> Do this
Leaving out the pictures, transcribe all of the records faithfully.

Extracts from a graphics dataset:
= = = = = = =
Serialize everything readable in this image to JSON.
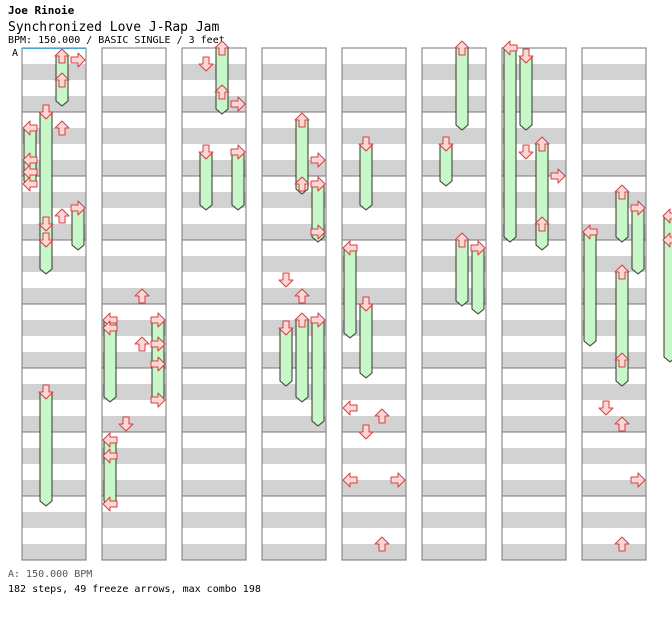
{
  "artist": "Joe Rinoie",
  "title": "Synchronized Love J-Rap Jam",
  "chart_info": "BPM: 150.000 / BASIC SINGLE / 3 feet",
  "bpm_marker": "A",
  "footer_bpm": "A: 150.000 BPM",
  "footer_stats": "182 steps, 49 freeze arrows, max combo 198",
  "colors": {
    "band": "#d2d2d2",
    "arrow_fill": "#ffd6d6",
    "arrow_stroke": "#d04040",
    "freeze_fill": "#c8f8c8",
    "bpm_line": "#4aa3d8"
  },
  "chart_data": {
    "type": "step-chart",
    "columns": 8,
    "measures_per_column": 8,
    "lanes": [
      "left",
      "down",
      "up",
      "right"
    ],
    "notes": [
      [
        1,
        "right",
        0.25
      ],
      [
        1,
        "up",
        1.5
      ],
      [
        2,
        "up",
        4.5
      ],
      [
        3,
        "left",
        6.5
      ],
      [
        3,
        "left",
        7.25
      ],
      [
        3,
        "left",
        8.0
      ],
      [
        4,
        "up",
        10.0
      ],
      [
        4,
        "down",
        11.5
      ],
      [
        5,
        "up",
        15.0
      ],
      [
        5,
        "left",
        17.0
      ],
      [
        5,
        "up",
        18.0
      ],
      [
        5,
        "right",
        18.0
      ],
      [
        5,
        "right",
        19.25
      ],
      [
        6,
        "right",
        21.5
      ],
      [
        6,
        "down",
        23.0
      ],
      [
        6,
        "left",
        25.0
      ],
      [
        7,
        "left",
        28.0
      ],
      [
        8,
        "down",
        32.5
      ],
      [
        8,
        "up",
        34.25
      ],
      [
        8,
        "right",
        35.0
      ],
      [
        9,
        "right",
        38.5
      ],
      [
        10,
        "up",
        40.0
      ],
      [
        11,
        "right",
        43.0
      ],
      [
        12,
        "down",
        46.0
      ],
      [
        12,
        "up",
        47.0
      ],
      [
        14,
        "left",
        54.0
      ],
      [
        14,
        "up",
        54.5
      ],
      [
        14,
        "down",
        55.5
      ],
      [
        15,
        "left",
        58.5
      ],
      [
        15,
        "right",
        58.5
      ],
      [
        16,
        "up",
        62.5
      ],
      [
        18,
        "down",
        70.0
      ],
      [
        18,
        "right",
        71.5
      ],
      [
        19,
        "up",
        74.5
      ],
      [
        21,
        "up",
        83.0
      ],
      [
        22,
        "down",
        86.0
      ],
      [
        22,
        "up",
        87.0
      ],
      [
        23,
        "right",
        90.5
      ],
      [
        24,
        "up",
        94.5
      ],
      [
        25,
        "right",
        100.0
      ],
      [
        26,
        "right",
        102.0
      ],
      [
        26,
        "up",
        104.5
      ],
      [
        26,
        "down",
        105.25
      ],
      [
        27,
        "right",
        108.0
      ],
      [
        27,
        "down",
        110.0
      ],
      [
        28,
        "left",
        112.0
      ],
      [
        28,
        "up",
        112.5
      ],
      [
        28,
        "down",
        113.5
      ],
      [
        28,
        "right",
        114.5
      ],
      [
        29,
        "right",
        116.0
      ],
      [
        29,
        "up",
        118.0
      ],
      [
        30,
        "left",
        120.0
      ],
      [
        31,
        "up",
        126.0
      ],
      [
        32,
        "right",
        128.5
      ]
    ],
    "freezes": [
      [
        1,
        "down",
        4.0,
        12.0
      ],
      [
        1,
        "down",
        21.5,
        28.5
      ],
      [
        2,
        "up",
        0.5,
        3.5
      ],
      [
        2,
        "left",
        5.0,
        8.5
      ],
      [
        3,
        "right",
        10.0,
        12.5
      ],
      [
        3,
        "down",
        11.0,
        14.0
      ],
      [
        4,
        "left",
        17.0,
        22.0
      ],
      [
        5,
        "right",
        17.0,
        22.0
      ],
      [
        6,
        "left",
        24.5,
        28.5
      ],
      [
        7,
        "right",
        6.5,
        10.0
      ],
      [
        8,
        "up",
        0.0,
        4.0
      ],
      [
        9,
        "down",
        6.5,
        10.0
      ],
      [
        10,
        "up",
        4.5,
        9.0
      ],
      [
        11,
        "right",
        8.5,
        12.0
      ],
      [
        11,
        "down",
        17.5,
        21.0
      ],
      [
        12,
        "up",
        17.0,
        22.0
      ],
      [
        12,
        "right",
        17.0,
        23.5
      ],
      [
        13,
        "left",
        12.5,
        18.0
      ],
      [
        14,
        "down",
        16.0,
        20.5
      ],
      [
        15,
        "down",
        6.0,
        10.0
      ],
      [
        16,
        "up",
        12.0,
        16.0
      ],
      [
        17,
        "up",
        0.0,
        5.0
      ],
      [
        17,
        "down",
        6.0,
        8.5
      ],
      [
        18,
        "right",
        12.5,
        16.5
      ],
      [
        19,
        "left",
        0.0,
        12.0
      ],
      [
        20,
        "up",
        6.0,
        12.5
      ],
      [
        21,
        "down",
        0.5,
        5.0
      ],
      [
        22,
        "left",
        11.5,
        18.5
      ],
      [
        22,
        "up",
        14.0,
        21.0
      ],
      [
        23,
        "up",
        9.0,
        12.0
      ],
      [
        24,
        "right",
        10.0,
        14.0
      ],
      [
        25,
        "left",
        10.5,
        16.0
      ],
      [
        25,
        "right",
        10.5,
        16.0
      ],
      [
        26,
        "down",
        12.5,
        18.0
      ],
      [
        27,
        "left",
        12.0,
        19.5
      ],
      [
        28,
        "right",
        4.5,
        10.0
      ],
      [
        29,
        "left",
        0.0,
        10.0
      ],
      [
        30,
        "right",
        18.5,
        25.0
      ],
      [
        31,
        "down",
        12.0,
        16.5
      ],
      [
        32,
        "up",
        22.0,
        27.0
      ],
      [
        33,
        "up",
        0.0,
        6.5
      ],
      [
        33,
        "left",
        9.0,
        20.0
      ],
      [
        34,
        "down",
        9.5,
        13.0
      ],
      [
        35,
        "left",
        4.0,
        8.0
      ],
      [
        36,
        "right",
        4.0,
        8.0
      ],
      [
        37,
        "down",
        2.5,
        6.0
      ],
      [
        37,
        "right",
        2.0,
        6.0
      ],
      [
        38,
        "up",
        6.5,
        10.5
      ],
      [
        39,
        "down",
        11.0,
        17.0
      ]
    ]
  }
}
= = = = = = =
> Response to the exercise
Serialize everything readable in this image to JSON.
{
  "artist": "Joe Rinoie",
  "title": "Synchronized Love J-Rap Jam",
  "chart_info": "BPM: 150.000 / BASIC SINGLE / 3 feet",
  "bpm_marker": "A",
  "footer_bpm": "A: 150.000 BPM",
  "footer_stats": "182 steps, 49 freeze arrows, max combo 198",
  "colors": {
    "band": "#d2d2d2",
    "arrow_fill": "#ffd6d6",
    "arrow_stroke": "#d04040",
    "freeze_fill": "#c8f8c8",
    "bpm_line": "#4aa3d8"
  },
  "chart_data": {
    "type": "step-chart",
    "columns": 8,
    "measures_per_column": 8,
    "lanes": [
      "left",
      "down",
      "up",
      "right"
    ],
    "notes": [
      [
        1,
        "right",
        0.25
      ],
      [
        1,
        "up",
        1.5
      ],
      [
        2,
        "up",
        4.5
      ],
      [
        3,
        "left",
        6.5
      ],
      [
        3,
        "left",
        7.25
      ],
      [
        3,
        "left",
        8.0
      ],
      [
        4,
        "up",
        10.0
      ],
      [
        4,
        "down",
        11.5
      ],
      [
        5,
        "up",
        15.0
      ],
      [
        5,
        "left",
        17.0
      ],
      [
        5,
        "up",
        18.0
      ],
      [
        5,
        "right",
        18.0
      ],
      [
        5,
        "right",
        19.25
      ],
      [
        6,
        "right",
        21.5
      ],
      [
        6,
        "down",
        23.0
      ],
      [
        6,
        "left",
        25.0
      ],
      [
        7,
        "left",
        28.0
      ],
      [
        8,
        "down",
        32.5
      ],
      [
        8,
        "up",
        34.25
      ],
      [
        8,
        "right",
        35.0
      ],
      [
        9,
        "right",
        38.5
      ],
      [
        10,
        "up",
        40.0
      ],
      [
        11,
        "right",
        43.0
      ],
      [
        12,
        "down",
        46.0
      ],
      [
        12,
        "up",
        47.0
      ],
      [
        14,
        "left",
        54.0
      ],
      [
        14,
        "up",
        54.5
      ],
      [
        14,
        "down",
        55.5
      ],
      [
        15,
        "left",
        58.5
      ],
      [
        15,
        "right",
        58.5
      ],
      [
        16,
        "up",
        62.5
      ],
      [
        18,
        "down",
        70.0
      ],
      [
        18,
        "right",
        71.5
      ],
      [
        19,
        "up",
        74.5
      ],
      [
        21,
        "up",
        83.0
      ],
      [
        22,
        "down",
        86.0
      ],
      [
        22,
        "up",
        87.0
      ],
      [
        23,
        "right",
        90.5
      ],
      [
        24,
        "up",
        94.5
      ],
      [
        25,
        "right",
        100.0
      ],
      [
        26,
        "right",
        102.0
      ],
      [
        26,
        "up",
        104.5
      ],
      [
        26,
        "down",
        105.25
      ],
      [
        27,
        "right",
        108.0
      ],
      [
        27,
        "down",
        110.0
      ],
      [
        28,
        "left",
        112.0
      ],
      [
        28,
        "up",
        112.5
      ],
      [
        28,
        "down",
        113.5
      ],
      [
        28,
        "right",
        114.5
      ],
      [
        29,
        "right",
        116.0
      ],
      [
        29,
        "up",
        118.0
      ],
      [
        30,
        "left",
        120.0
      ],
      [
        31,
        "up",
        126.0
      ],
      [
        32,
        "right",
        128.5
      ]
    ],
    "freezes": [
      [
        1,
        "down",
        4.0,
        12.0
      ],
      [
        1,
        "down",
        21.5,
        28.5
      ],
      [
        2,
        "up",
        0.5,
        3.5
      ],
      [
        2,
        "left",
        5.0,
        8.5
      ],
      [
        3,
        "right",
        10.0,
        12.5
      ],
      [
        3,
        "down",
        11.0,
        14.0
      ],
      [
        4,
        "left",
        17.0,
        22.0
      ],
      [
        5,
        "right",
        17.0,
        22.0
      ],
      [
        6,
        "left",
        24.5,
        28.5
      ],
      [
        7,
        "right",
        6.5,
        10.0
      ],
      [
        8,
        "up",
        0.0,
        4.0
      ],
      [
        9,
        "down",
        6.5,
        10.0
      ],
      [
        10,
        "up",
        4.5,
        9.0
      ],
      [
        11,
        "right",
        8.5,
        12.0
      ],
      [
        11,
        "down",
        17.5,
        21.0
      ],
      [
        12,
        "up",
        17.0,
        22.0
      ],
      [
        12,
        "right",
        17.0,
        23.5
      ],
      [
        13,
        "left",
        12.5,
        18.0
      ],
      [
        14,
        "down",
        16.0,
        20.5
      ],
      [
        15,
        "down",
        6.0,
        10.0
      ],
      [
        16,
        "up",
        12.0,
        16.0
      ],
      [
        17,
        "up",
        0.0,
        5.0
      ],
      [
        17,
        "down",
        6.0,
        8.5
      ],
      [
        18,
        "right",
        12.5,
        16.5
      ],
      [
        19,
        "left",
        0.0,
        12.0
      ],
      [
        20,
        "up",
        6.0,
        12.5
      ],
      [
        21,
        "down",
        0.5,
        5.0
      ],
      [
        22,
        "left",
        11.5,
        18.5
      ],
      [
        22,
        "up",
        14.0,
        21.0
      ],
      [
        23,
        "up",
        9.0,
        12.0
      ],
      [
        24,
        "right",
        10.0,
        14.0
      ],
      [
        25,
        "left",
        10.5,
        16.0
      ],
      [
        25,
        "right",
        10.5,
        16.0
      ],
      [
        26,
        "down",
        12.5,
        18.0
      ],
      [
        27,
        "left",
        12.0,
        19.5
      ],
      [
        28,
        "right",
        4.5,
        10.0
      ],
      [
        29,
        "left",
        0.0,
        10.0
      ],
      [
        30,
        "right",
        18.5,
        25.0
      ],
      [
        31,
        "down",
        12.0,
        16.5
      ],
      [
        32,
        "up",
        22.0,
        27.0
      ],
      [
        33,
        "up",
        0.0,
        6.5
      ],
      [
        33,
        "left",
        9.0,
        20.0
      ],
      [
        34,
        "down",
        9.5,
        13.0
      ],
      [
        35,
        "left",
        4.0,
        8.0
      ],
      [
        36,
        "right",
        4.0,
        8.0
      ],
      [
        37,
        "down",
        2.5,
        6.0
      ],
      [
        37,
        "right",
        2.0,
        6.0
      ],
      [
        38,
        "up",
        6.5,
        10.5
      ],
      [
        39,
        "down",
        11.0,
        17.0
      ]
    ]
  }
}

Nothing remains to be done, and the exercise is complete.